#### [TRECHO SELECIONADO]
☆ ☆ ☆ ☆

No Brasil, cujas assimetrias são muitas, tanto verticais quanto horizontais, as transferências intergovernamentais têm constituído importante mecanismo para a garantia de receitas para a maioria dos municípios brasileiros. No campo das políticas públicas de educação, os arranjos de transferências intergovernamentais, combinam transferências constitucionais, legais e voluntárias. As transferências legais e voluntárias da União compreendem sua ação de assistência técnica e financeira que, em conformidade com EC nº 14/1996, é a forma de a União exercer sua função supletiva e redistributiva em relação aos demais entes federados, com vistas a garantir a equalização de oportunidades educacionais e o padrão mínimo de qualidade. As transferências legais compreendem a complementação ao Fundo de Manutenção e Desenvolvimento do Ensino Fundamental e de Valorização do Magistério (Fundef)/Fundo de Manutenção e Desenvolvimento da Educação Básica e de Valorização dos Profissionais da Educação(Fundeb) e os Programas de Assistência legal, tais como: o Programa Nacional de Alimentação Escolar (PNAE), o Programa Nacional de Transporte Escolar (PNATE), o Programa Dinheiro Direto na Escola (PDDE), o Programa Especial de Fortalecimento do Ensino Médio e o Programa de Apoio aos Sistemas de Ensino para Atendimento à Educação de Jovens e Adultos. As transferências voluntárias envolvem tanto as transferências organizadas por meio de programas (a maioria) como aquelas realizadas por meio de convênios específicos.

☆ ☆ ☆ ☆

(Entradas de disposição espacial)
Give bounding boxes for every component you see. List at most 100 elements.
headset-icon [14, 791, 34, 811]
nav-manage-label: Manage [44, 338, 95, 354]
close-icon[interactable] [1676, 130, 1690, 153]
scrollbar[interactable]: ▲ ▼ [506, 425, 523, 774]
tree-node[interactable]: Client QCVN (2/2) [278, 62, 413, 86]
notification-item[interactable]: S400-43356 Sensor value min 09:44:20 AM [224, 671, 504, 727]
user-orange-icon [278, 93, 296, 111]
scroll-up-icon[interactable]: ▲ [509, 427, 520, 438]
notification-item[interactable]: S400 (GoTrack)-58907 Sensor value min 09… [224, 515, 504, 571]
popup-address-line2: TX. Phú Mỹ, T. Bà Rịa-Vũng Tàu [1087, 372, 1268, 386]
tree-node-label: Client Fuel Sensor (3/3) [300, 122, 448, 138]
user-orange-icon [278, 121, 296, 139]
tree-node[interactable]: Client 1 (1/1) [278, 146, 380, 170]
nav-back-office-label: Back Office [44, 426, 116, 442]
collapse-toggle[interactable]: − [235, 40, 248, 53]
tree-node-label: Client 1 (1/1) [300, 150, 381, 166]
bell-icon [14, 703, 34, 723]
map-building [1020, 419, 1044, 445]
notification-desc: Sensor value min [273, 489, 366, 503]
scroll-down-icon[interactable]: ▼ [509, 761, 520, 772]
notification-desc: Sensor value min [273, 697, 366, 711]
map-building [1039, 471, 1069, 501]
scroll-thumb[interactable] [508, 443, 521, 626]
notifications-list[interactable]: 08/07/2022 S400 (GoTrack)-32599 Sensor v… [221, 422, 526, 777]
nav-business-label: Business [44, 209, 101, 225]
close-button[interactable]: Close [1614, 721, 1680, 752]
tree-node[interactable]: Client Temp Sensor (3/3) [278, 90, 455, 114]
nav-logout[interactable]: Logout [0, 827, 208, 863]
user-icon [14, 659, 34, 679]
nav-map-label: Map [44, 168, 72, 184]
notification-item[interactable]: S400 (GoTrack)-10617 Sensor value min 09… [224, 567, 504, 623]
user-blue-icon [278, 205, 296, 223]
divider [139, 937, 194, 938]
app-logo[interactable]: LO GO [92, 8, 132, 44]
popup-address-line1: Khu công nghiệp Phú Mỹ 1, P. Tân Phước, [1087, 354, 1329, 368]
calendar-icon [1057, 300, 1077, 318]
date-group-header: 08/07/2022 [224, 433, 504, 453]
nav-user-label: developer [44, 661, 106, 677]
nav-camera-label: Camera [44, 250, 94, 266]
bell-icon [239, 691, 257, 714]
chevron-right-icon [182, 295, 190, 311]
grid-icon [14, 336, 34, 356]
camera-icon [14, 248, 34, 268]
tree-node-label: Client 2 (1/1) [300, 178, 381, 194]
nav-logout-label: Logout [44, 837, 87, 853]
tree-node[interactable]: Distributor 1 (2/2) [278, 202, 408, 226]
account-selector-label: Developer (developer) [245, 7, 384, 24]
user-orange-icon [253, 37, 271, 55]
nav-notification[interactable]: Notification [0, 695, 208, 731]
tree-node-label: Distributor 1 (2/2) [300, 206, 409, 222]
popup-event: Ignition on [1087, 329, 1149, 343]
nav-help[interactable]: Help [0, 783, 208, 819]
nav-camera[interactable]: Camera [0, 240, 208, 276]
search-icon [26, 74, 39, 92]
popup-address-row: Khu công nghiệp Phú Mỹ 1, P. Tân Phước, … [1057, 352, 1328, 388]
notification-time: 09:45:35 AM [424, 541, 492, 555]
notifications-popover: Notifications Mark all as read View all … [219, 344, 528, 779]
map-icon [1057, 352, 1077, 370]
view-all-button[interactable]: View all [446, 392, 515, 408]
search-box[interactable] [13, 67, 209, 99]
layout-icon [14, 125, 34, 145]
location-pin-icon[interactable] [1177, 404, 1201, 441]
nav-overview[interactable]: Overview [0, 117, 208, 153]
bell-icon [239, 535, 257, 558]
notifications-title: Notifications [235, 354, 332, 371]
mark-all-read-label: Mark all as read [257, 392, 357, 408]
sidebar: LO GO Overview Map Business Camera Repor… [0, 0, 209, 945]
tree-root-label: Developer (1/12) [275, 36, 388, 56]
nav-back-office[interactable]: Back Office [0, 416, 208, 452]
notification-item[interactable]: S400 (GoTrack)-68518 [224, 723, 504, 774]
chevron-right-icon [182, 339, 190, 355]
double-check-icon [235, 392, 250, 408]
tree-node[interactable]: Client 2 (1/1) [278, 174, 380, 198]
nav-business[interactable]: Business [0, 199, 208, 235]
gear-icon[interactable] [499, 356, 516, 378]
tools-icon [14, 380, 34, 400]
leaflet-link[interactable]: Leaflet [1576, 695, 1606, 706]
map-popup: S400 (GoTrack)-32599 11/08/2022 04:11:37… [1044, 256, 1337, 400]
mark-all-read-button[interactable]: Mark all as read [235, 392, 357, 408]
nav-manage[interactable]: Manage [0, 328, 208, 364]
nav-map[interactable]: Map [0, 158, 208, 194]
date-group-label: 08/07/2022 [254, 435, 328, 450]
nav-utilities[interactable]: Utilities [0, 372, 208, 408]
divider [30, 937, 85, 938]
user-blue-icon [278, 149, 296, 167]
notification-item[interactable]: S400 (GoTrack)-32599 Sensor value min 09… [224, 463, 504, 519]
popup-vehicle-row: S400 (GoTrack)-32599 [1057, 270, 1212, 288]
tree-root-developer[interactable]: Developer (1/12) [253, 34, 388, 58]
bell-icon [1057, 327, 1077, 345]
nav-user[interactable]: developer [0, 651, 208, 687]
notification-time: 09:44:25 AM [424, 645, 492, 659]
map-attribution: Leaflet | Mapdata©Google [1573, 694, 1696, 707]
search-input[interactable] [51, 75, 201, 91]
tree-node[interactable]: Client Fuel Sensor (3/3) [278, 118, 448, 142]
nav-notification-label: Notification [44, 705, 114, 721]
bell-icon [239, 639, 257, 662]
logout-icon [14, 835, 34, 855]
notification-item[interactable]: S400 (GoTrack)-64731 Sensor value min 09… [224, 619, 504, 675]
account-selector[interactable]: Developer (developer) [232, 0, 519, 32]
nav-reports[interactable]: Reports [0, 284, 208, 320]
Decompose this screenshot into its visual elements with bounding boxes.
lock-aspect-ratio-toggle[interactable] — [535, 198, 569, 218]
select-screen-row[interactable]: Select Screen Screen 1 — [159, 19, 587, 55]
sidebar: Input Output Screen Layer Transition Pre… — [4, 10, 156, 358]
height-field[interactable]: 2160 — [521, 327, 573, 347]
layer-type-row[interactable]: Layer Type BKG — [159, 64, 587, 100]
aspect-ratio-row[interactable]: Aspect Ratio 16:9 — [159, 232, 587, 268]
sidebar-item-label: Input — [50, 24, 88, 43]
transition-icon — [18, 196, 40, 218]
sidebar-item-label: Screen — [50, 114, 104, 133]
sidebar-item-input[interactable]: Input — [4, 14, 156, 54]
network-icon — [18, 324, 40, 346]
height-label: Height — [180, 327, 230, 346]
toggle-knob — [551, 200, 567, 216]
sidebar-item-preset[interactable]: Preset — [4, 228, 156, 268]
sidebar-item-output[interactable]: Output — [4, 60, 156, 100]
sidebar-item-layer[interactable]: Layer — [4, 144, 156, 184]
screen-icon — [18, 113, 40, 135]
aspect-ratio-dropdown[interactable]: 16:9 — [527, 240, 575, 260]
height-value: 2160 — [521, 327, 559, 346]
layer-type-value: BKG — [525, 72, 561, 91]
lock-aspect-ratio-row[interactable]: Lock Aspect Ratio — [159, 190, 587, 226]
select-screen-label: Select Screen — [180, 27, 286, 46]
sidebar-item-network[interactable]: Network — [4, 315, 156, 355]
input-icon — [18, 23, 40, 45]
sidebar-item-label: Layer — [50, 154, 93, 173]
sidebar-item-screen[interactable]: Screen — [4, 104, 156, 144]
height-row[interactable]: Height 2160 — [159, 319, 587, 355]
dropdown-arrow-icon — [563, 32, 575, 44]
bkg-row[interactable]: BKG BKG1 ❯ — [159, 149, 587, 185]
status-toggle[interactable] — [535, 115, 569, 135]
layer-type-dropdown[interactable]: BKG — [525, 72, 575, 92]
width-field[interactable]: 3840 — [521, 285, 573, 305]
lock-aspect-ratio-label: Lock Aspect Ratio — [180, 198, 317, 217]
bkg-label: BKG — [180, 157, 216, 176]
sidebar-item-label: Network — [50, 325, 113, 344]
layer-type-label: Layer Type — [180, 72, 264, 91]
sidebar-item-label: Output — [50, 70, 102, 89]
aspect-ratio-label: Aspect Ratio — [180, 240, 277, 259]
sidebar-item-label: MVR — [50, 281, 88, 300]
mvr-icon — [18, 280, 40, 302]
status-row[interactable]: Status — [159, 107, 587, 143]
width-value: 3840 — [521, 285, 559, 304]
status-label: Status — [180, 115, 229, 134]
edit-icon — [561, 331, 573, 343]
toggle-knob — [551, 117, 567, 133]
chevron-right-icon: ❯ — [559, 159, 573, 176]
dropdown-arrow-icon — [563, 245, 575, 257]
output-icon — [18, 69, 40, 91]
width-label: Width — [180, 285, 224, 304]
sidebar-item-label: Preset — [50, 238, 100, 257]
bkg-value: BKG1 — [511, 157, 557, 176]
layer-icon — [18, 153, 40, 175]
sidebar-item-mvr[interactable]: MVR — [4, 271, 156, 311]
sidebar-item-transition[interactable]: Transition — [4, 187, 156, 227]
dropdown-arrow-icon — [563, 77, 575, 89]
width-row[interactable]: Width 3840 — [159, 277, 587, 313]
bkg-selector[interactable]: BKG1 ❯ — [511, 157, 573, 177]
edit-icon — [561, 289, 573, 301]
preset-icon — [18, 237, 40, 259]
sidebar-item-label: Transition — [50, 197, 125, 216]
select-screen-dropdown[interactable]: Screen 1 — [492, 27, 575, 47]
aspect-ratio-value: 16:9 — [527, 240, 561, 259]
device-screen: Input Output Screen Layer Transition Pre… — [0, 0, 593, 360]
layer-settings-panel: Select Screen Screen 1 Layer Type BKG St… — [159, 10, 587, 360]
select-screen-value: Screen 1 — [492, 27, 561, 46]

☆ ☆ ☆ ☆

#### [TAREFA PROPOSTA 1]
Segundo o trecho sobre transferências intergovernamentais na educação, com que finalidade a União realiza transferências legais e voluntárias aos demais entes federados? Responda em uma a três frases.
#### [TAREFA PROPOSTA 2]
Retome o trecho sobre transferências intergovernamentais na educação, continuando a partir da última frase apresentada.

#### [RESPOSTA DO EXERCÍCIO 1]
Essas transferências são a forma de a União exercer sua função supletiva e redistributiva em relação aos demais entes federados, conforme a EC nº 14/1996. O objetivo é garantir a equalização de oportunidades educacionais e o padrão mínimo de qualidade.

#### [RESPOSTA DO EXERCÍCIO 2]
Este artigo tem como foco a assistência realizada exclusivamente por meio dos programas de assistência técnica e financeira, que envolvem tanto Programas de Assistência Legal (PAL) quanto Programas de Assistência Voluntária (PAV), com o objetivo central de analisar se o novo desenho da política de assistência técnica e financeira da União para os municípios, introduzido a partir de 2004 e que culminou no Plano de Desenvolvimento da Educação, em 2007, resultou em maior equidade na distribuição dos recursos entre os entes federados. Para tanto, testa-se a influência dos mecanismos de indução do governo federal em confronto com as condições técnico-administrativas dos municípios e os condicionantes político-partidários no recebimento de recursos dos programas de assistência da União pelos governos municipais.

O artigo se inicia com a apresentação de alguns argumentos teóricos acerca da relação entre transferências intergovernamentais, equidade e assimetrias no campo do federalismo brasileiro. Em seguida, com base no modelo de assistência da União que tomou forma a partir de 2004, busca-se, por meio de análise de regressão múltipla, avaliar se esse modelo concorreu para maior redistribuição dos recursos desses programas, tendo em vista o alcance de maior equidade na federação brasileira, no que se refere aos recursos financeiros.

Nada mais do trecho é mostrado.